* Exercise description *
Seek out every line containing the word "nature", and copy each.

* Provided records *
..........

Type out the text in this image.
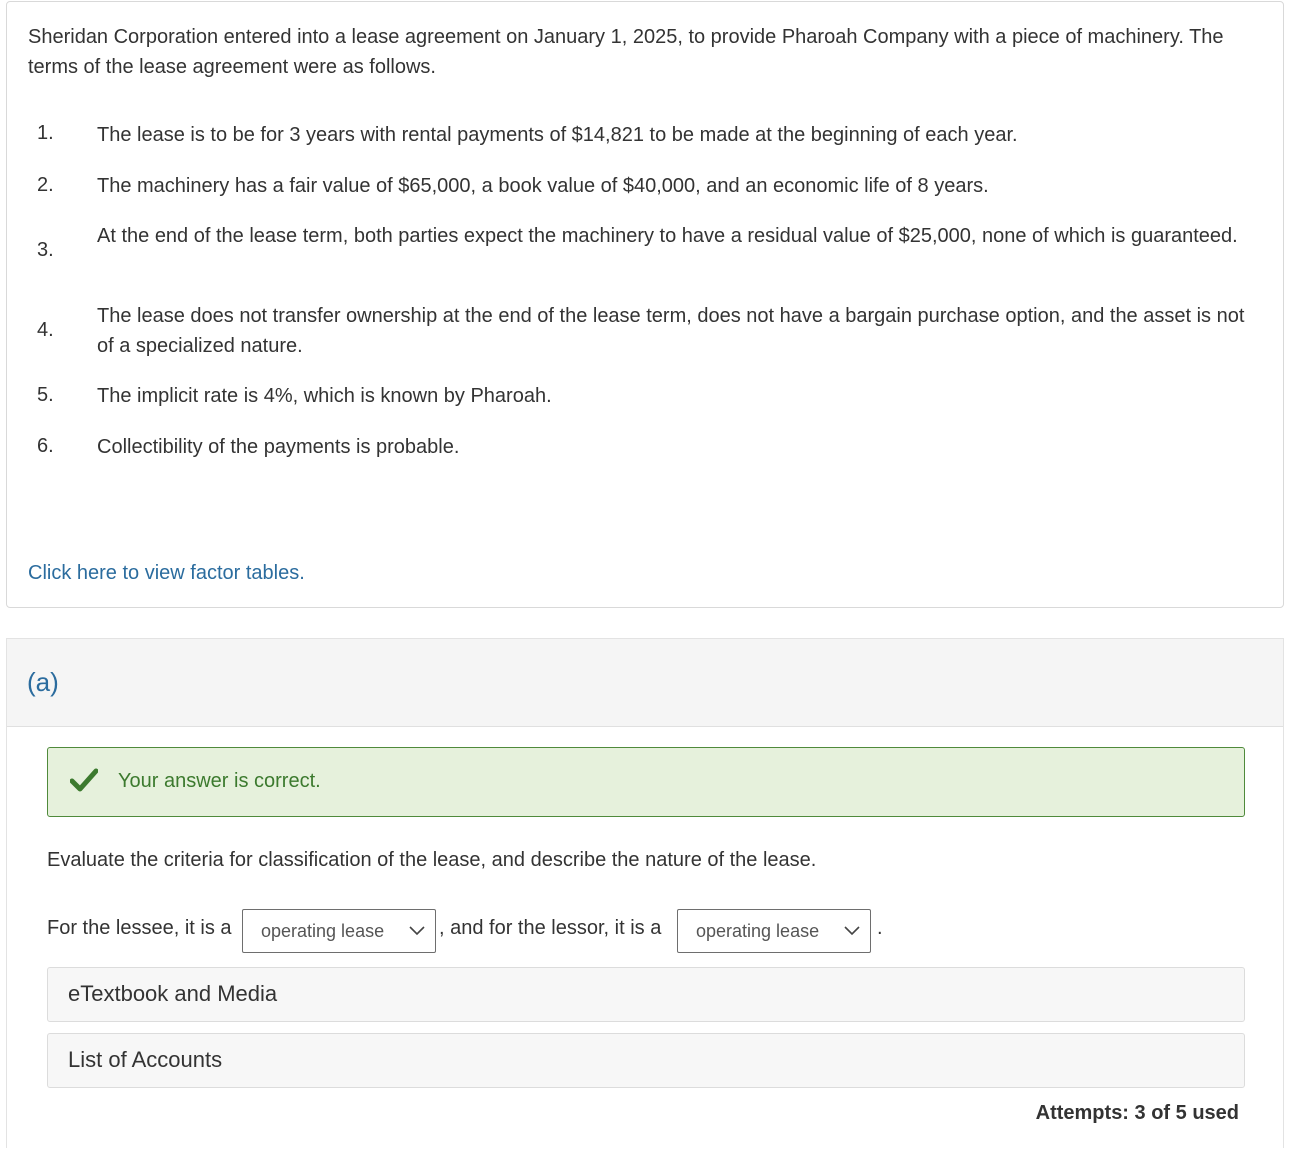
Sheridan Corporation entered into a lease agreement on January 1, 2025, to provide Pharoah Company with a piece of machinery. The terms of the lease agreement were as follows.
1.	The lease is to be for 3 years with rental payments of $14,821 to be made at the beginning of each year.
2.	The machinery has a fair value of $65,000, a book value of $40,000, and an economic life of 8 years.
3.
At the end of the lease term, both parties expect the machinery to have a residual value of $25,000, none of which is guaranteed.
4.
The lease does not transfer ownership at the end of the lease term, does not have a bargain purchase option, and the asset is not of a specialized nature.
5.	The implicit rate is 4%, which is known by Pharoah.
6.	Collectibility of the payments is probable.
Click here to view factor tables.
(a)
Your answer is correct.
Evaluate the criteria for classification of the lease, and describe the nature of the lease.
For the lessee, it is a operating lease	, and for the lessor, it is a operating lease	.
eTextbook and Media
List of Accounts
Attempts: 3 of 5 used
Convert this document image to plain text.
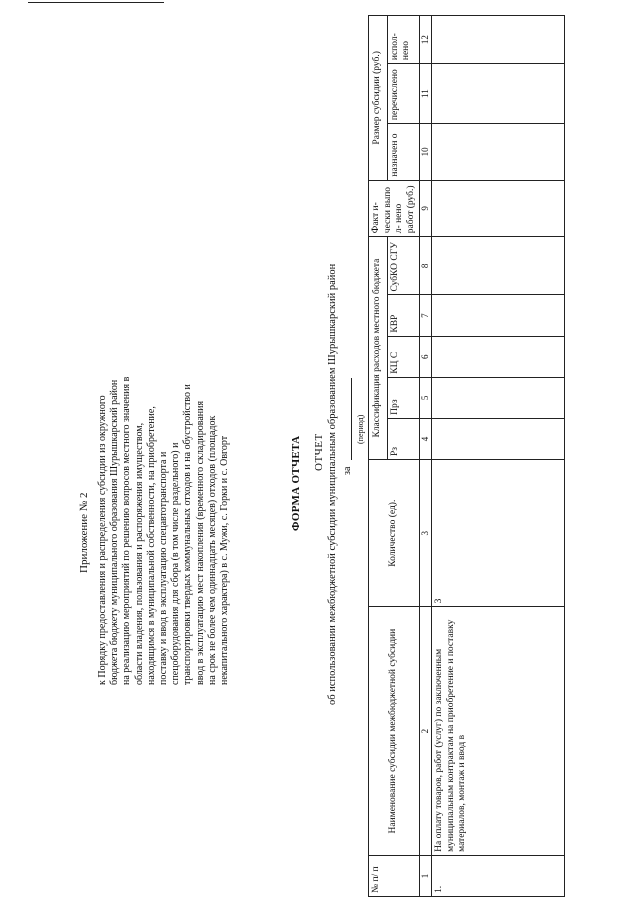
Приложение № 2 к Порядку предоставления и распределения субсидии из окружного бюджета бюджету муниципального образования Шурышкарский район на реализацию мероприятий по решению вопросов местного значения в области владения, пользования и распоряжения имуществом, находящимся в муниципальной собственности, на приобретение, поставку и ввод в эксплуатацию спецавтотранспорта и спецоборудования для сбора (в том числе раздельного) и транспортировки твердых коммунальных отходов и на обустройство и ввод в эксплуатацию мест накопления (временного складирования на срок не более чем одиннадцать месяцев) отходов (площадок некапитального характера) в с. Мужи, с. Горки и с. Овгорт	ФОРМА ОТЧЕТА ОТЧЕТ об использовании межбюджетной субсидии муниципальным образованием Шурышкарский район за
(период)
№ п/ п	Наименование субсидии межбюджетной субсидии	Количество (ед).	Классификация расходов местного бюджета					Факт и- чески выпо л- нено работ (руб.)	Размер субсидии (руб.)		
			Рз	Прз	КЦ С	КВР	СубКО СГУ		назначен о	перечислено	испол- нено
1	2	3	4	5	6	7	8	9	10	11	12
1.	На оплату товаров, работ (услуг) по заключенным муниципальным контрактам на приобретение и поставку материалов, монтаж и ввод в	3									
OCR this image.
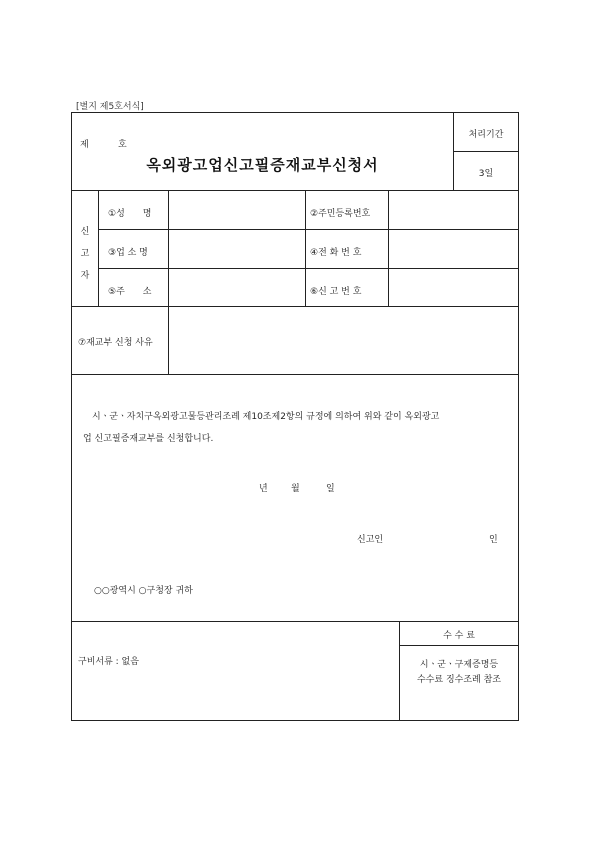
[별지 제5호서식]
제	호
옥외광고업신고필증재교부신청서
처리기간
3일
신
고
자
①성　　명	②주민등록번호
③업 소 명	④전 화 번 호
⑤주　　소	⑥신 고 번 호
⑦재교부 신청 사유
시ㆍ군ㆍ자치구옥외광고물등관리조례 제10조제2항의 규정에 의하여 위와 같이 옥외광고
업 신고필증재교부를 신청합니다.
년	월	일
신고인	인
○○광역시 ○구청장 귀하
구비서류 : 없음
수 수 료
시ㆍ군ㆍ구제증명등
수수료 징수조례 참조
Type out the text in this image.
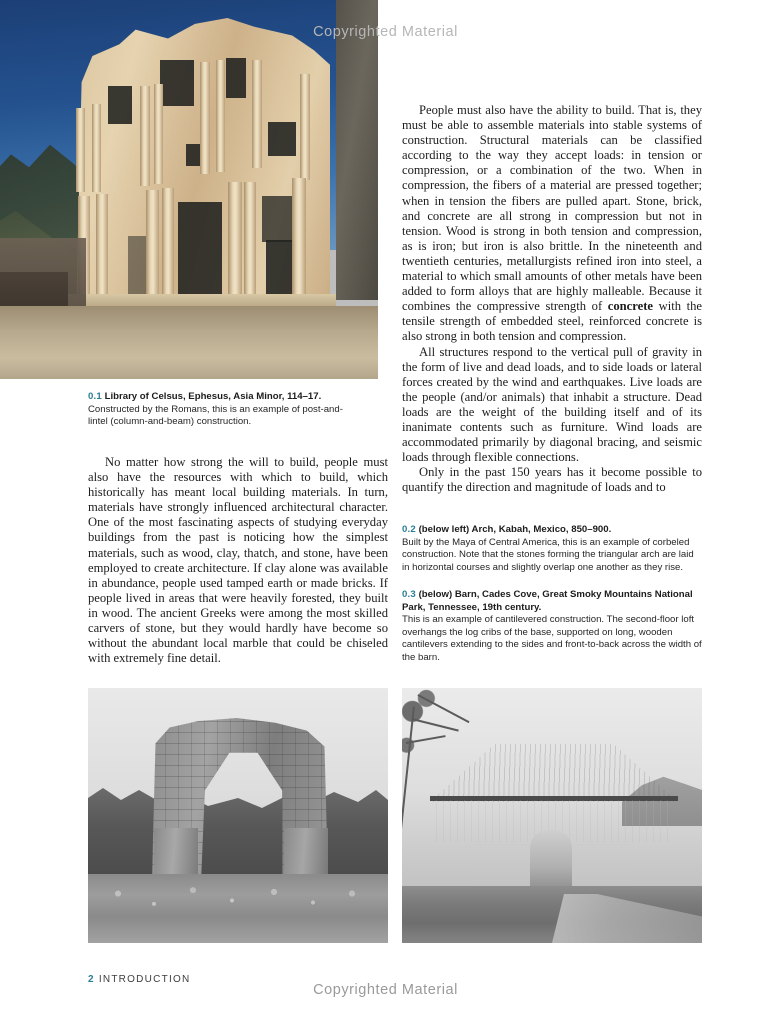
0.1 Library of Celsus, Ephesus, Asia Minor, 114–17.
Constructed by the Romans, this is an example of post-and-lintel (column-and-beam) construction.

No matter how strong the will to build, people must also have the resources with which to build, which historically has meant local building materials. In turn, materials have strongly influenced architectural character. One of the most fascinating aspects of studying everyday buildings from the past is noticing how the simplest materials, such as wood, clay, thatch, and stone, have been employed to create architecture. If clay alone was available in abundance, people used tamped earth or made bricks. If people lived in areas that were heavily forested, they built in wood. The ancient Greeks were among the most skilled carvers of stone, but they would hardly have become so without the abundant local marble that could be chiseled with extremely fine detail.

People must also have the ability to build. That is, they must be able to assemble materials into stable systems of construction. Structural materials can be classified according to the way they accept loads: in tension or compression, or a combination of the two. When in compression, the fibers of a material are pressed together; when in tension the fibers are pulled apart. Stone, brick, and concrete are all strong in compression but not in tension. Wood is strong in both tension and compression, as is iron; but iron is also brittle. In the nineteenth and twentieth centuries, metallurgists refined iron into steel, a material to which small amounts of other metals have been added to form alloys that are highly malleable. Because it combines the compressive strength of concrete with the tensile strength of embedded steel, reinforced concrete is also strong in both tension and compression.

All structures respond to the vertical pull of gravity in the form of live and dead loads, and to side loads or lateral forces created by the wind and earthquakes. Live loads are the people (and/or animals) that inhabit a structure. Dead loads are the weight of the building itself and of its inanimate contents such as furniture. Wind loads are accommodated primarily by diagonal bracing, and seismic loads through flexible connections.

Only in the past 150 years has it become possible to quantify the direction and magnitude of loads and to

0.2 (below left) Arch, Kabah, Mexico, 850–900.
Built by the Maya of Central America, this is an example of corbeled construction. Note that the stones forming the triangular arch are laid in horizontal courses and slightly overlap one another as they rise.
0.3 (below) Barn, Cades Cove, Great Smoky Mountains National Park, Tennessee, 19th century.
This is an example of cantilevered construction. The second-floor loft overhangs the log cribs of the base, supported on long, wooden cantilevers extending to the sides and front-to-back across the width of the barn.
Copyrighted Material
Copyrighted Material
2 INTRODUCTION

..........

* Expected answer *
The lease does not transfer ownership at the end of the lease term, does not have a bargain purchase option, and the asset is not of a specialized nature.
Evaluate the criteria for classification of the lease, and describe the nature of the lease.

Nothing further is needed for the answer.